PROBLEM TO SOLVE: Here are records with pictures in them. Copy all of them exactly and leave the pictures out.

Stored entries
::::

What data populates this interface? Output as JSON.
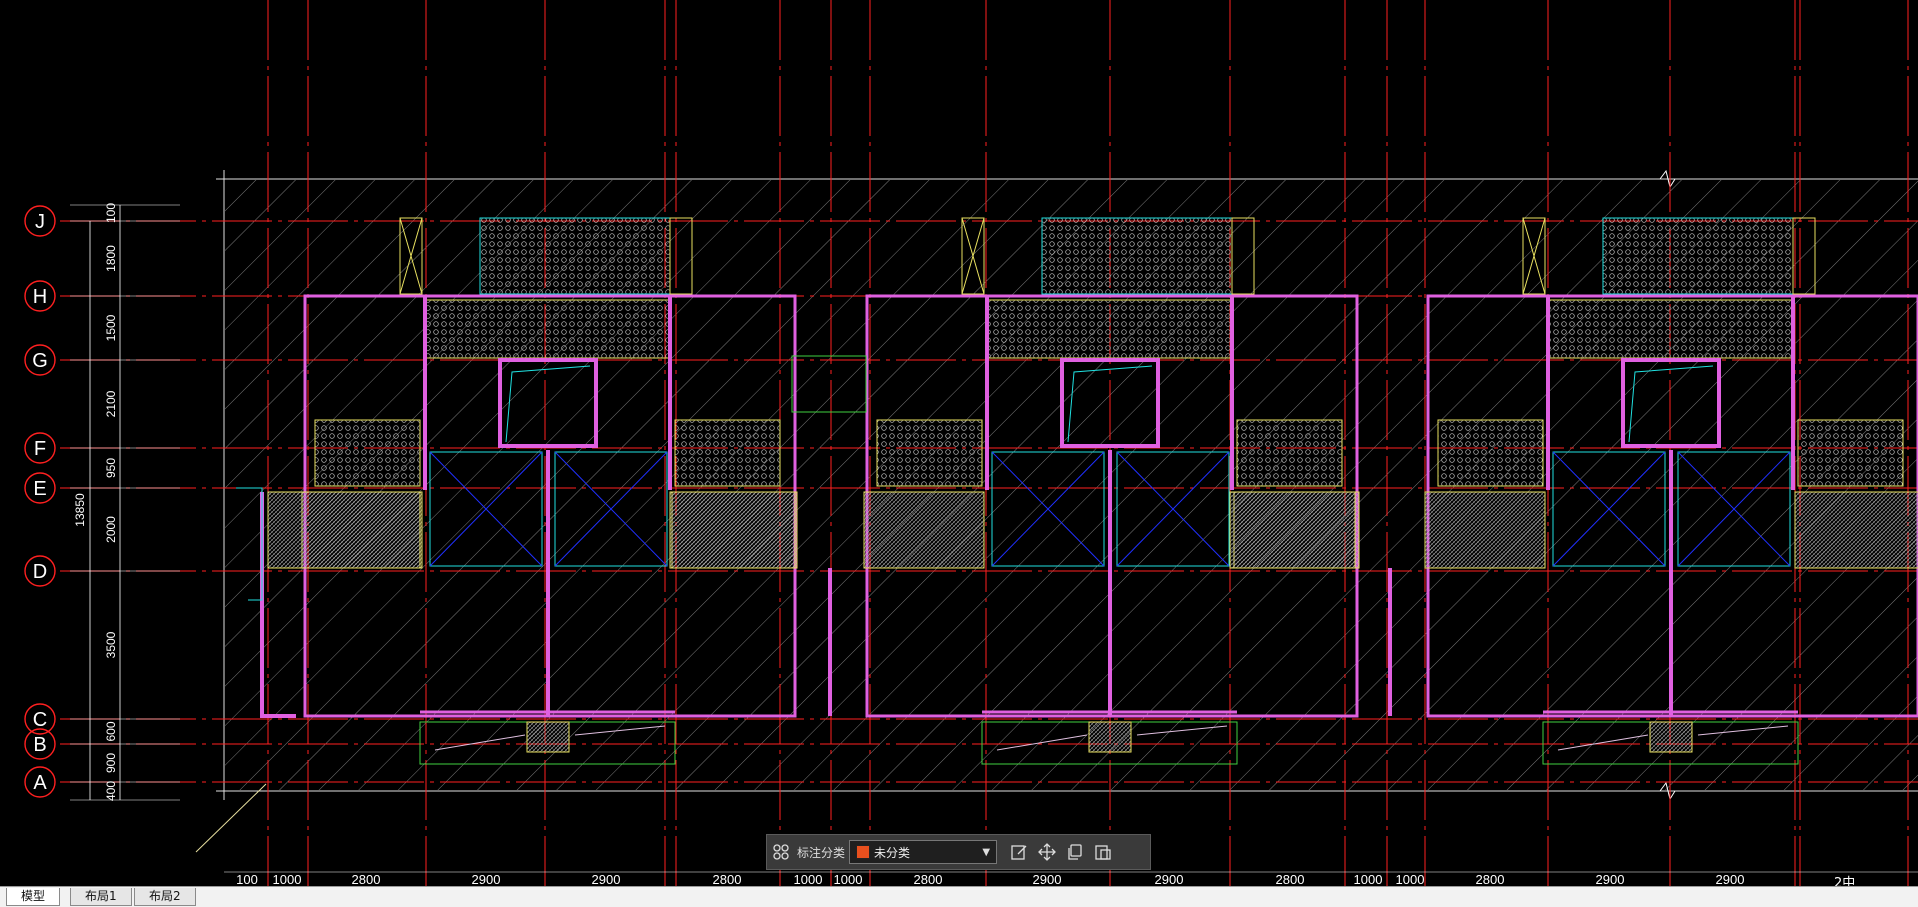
{
  "tabs": [
    {
      "label": "模型",
      "active": true
    },
    {
      "label": "布局1",
      "active": false
    },
    {
      "label": "布局2",
      "active": false
    }
  ],
  "toolbar": {
    "category_label": "标注分类",
    "category_value": "未分类",
    "category_color": "#e8501e",
    "icons": [
      "grid-icon",
      "edit-icon",
      "move-icon",
      "copy-icon",
      "paste-icon"
    ]
  },
  "axes_vertical": [
    {
      "label": "J"
    },
    {
      "label": "H"
    },
    {
      "label": "G"
    },
    {
      "label": "F"
    },
    {
      "label": "E"
    },
    {
      "label": "D"
    },
    {
      "label": "C"
    },
    {
      "label": "B"
    },
    {
      "label": "A"
    }
  ],
  "dims_left": [
    "100",
    "1800",
    "1500",
    "2100",
    "950",
    "2000",
    "3500",
    "600",
    "900",
    "400"
  ],
  "dim_total": "13850",
  "dims_bottom": [
    "100",
    "1000",
    "2800",
    "2900",
    "2900",
    "2800",
    "1000",
    "1000",
    "2800",
    "2900",
    "2900",
    "2800",
    "1000",
    "1000",
    "2800",
    "2900",
    "2900"
  ],
  "corner_text": "2中",
  "colors": {
    "background": "#000000",
    "axis_line": "#ff2020",
    "wall": "#e060e0",
    "hatch": "#c8c8c8",
    "cyan": "#20e0e0",
    "yellow": "#e8e060",
    "green": "#40d040",
    "blue": "#2030ff",
    "dimension": "#ffffff"
  }
}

::::

EXERCISE SOLUTION:
What data populates this interface? Output as JSON.
{
  "tabs": [
    {
      "label": "模型",
      "active": true
    },
    {
      "label": "布局1",
      "active": false
    },
    {
      "label": "布局2",
      "active": false
    }
  ],
  "toolbar": {
    "category_label": "标注分类",
    "category_value": "未分类",
    "category_color": "#e8501e",
    "icons": [
      "grid-icon",
      "edit-icon",
      "move-icon",
      "copy-icon",
      "paste-icon"
    ]
  },
  "axes_vertical": [
    {
      "label": "J"
    },
    {
      "label": "H"
    },
    {
      "label": "G"
    },
    {
      "label": "F"
    },
    {
      "label": "E"
    },
    {
      "label": "D"
    },
    {
      "label": "C"
    },
    {
      "label": "B"
    },
    {
      "label": "A"
    }
  ],
  "dims_left": [
    "100",
    "1800",
    "1500",
    "2100",
    "950",
    "2000",
    "3500",
    "600",
    "900",
    "400"
  ],
  "dim_total": "13850",
  "dims_bottom": [
    "100",
    "1000",
    "2800",
    "2900",
    "2900",
    "2800",
    "1000",
    "1000",
    "2800",
    "2900",
    "2900",
    "2800",
    "1000",
    "1000",
    "2800",
    "2900",
    "2900"
  ],
  "corner_text": "2中",
  "colors": {
    "background": "#000000",
    "axis_line": "#ff2020",
    "wall": "#e060e0",
    "hatch": "#c8c8c8",
    "cyan": "#20e0e0",
    "yellow": "#e8e060",
    "green": "#40d040",
    "blue": "#2030ff",
    "dimension": "#ffffff"
  }
}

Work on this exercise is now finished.